>>>
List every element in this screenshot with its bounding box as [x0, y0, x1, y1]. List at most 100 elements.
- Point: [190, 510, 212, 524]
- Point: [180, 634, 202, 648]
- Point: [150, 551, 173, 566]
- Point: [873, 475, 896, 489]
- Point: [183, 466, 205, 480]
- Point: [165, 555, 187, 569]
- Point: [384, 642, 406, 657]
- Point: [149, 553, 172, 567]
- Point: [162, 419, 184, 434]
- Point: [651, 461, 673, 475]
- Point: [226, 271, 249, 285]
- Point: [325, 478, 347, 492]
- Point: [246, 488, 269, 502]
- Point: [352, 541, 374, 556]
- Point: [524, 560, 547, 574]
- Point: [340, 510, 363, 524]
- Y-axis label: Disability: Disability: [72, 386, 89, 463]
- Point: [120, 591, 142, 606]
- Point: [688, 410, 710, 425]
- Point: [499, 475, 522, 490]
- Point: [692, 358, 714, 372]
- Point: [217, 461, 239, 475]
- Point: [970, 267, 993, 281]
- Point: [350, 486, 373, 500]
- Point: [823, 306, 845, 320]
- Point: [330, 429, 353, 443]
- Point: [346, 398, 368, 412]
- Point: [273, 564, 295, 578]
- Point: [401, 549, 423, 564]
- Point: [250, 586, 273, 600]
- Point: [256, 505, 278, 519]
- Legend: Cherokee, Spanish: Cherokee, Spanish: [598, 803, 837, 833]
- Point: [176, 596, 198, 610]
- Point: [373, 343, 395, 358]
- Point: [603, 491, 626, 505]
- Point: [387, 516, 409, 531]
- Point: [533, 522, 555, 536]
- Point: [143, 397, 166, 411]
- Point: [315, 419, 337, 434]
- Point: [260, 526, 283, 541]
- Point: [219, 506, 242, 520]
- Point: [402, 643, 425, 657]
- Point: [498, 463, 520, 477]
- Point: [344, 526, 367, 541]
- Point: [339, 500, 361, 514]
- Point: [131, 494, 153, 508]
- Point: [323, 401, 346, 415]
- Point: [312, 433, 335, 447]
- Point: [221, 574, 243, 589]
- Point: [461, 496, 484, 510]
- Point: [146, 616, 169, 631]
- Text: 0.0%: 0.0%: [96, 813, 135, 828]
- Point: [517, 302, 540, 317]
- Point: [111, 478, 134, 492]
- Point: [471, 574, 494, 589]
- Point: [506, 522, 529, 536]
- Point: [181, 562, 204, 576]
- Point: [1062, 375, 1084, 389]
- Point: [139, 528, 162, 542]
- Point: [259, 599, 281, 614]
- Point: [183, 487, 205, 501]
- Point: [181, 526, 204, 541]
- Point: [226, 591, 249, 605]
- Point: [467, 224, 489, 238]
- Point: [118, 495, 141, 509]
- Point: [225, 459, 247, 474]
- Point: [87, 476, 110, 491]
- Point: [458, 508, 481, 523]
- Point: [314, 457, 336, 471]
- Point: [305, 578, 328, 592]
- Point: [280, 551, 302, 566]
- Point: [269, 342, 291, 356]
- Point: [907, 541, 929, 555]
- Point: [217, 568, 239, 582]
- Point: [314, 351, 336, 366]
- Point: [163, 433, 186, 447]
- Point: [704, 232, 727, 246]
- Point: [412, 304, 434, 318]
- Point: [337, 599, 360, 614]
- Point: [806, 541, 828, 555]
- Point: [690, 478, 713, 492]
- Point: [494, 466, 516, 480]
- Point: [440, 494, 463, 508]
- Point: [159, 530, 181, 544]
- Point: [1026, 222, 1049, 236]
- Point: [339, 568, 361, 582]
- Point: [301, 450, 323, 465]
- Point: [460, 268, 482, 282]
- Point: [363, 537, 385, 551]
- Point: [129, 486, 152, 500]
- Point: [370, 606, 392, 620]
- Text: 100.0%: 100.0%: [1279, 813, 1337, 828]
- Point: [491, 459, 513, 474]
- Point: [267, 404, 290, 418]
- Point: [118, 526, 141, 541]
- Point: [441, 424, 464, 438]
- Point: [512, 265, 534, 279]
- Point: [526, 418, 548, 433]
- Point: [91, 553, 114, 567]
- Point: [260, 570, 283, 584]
<<<
>>>
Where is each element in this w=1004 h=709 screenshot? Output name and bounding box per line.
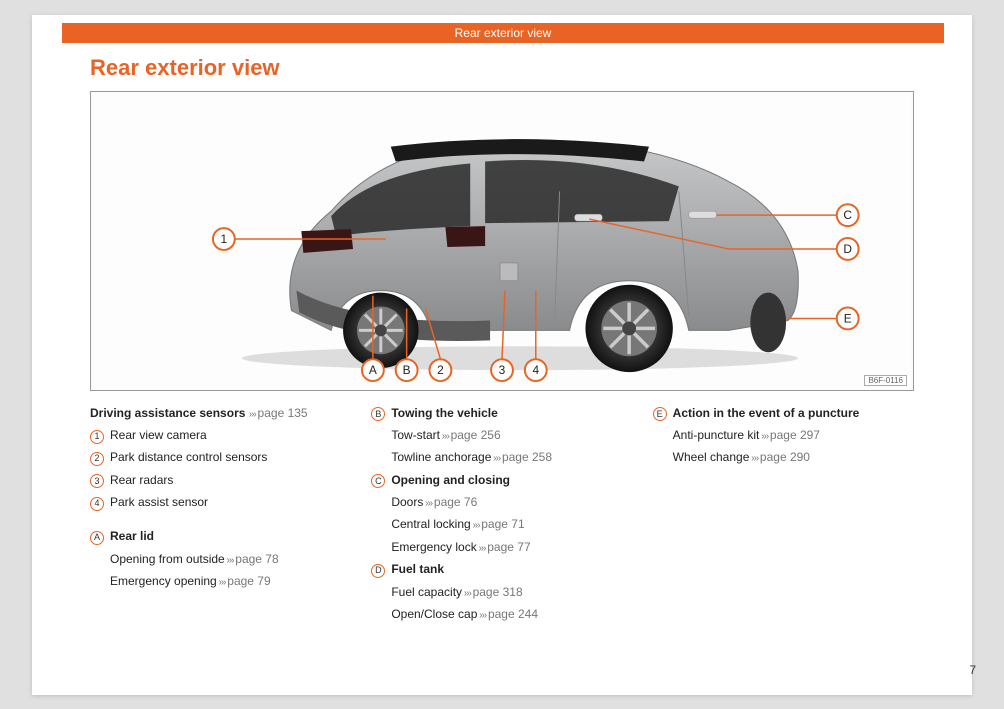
<<<
>>>
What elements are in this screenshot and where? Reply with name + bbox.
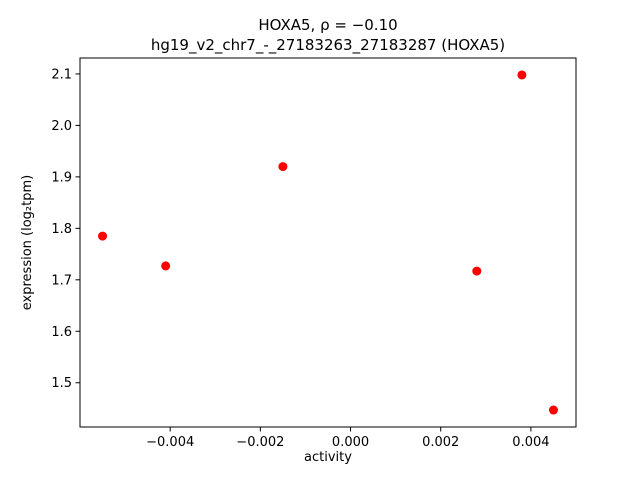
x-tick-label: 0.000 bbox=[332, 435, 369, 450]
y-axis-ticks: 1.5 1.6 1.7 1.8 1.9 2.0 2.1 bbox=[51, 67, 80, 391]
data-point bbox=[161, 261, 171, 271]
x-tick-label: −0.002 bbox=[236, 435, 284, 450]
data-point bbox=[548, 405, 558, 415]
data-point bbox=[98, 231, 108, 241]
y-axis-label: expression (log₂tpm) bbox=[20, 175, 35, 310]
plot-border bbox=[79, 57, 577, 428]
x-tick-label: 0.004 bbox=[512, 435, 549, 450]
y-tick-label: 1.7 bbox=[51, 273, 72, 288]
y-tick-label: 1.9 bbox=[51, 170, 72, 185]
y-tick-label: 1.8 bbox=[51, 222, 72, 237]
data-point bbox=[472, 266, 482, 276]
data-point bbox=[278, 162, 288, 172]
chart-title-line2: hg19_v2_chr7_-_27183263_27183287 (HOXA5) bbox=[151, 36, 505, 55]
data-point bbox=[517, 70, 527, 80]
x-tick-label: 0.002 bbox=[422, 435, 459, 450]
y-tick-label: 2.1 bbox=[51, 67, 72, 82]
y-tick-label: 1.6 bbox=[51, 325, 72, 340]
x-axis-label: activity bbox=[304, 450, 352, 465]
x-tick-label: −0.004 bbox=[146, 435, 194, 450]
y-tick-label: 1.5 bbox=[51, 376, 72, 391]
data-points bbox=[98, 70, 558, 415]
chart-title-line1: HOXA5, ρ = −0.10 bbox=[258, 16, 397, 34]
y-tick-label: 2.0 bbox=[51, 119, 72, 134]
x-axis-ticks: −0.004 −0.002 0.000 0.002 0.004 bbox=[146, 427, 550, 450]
<<<
* _Your objective_
Pick out every line of the records above that contains the string "Text", copying each such line in full. Case counts.

* _Completed exercise_
- Text: 0.0%: 0.0%: [96, 813, 135, 828]
- Text: 100.0%: 100.0%: [1279, 813, 1337, 828]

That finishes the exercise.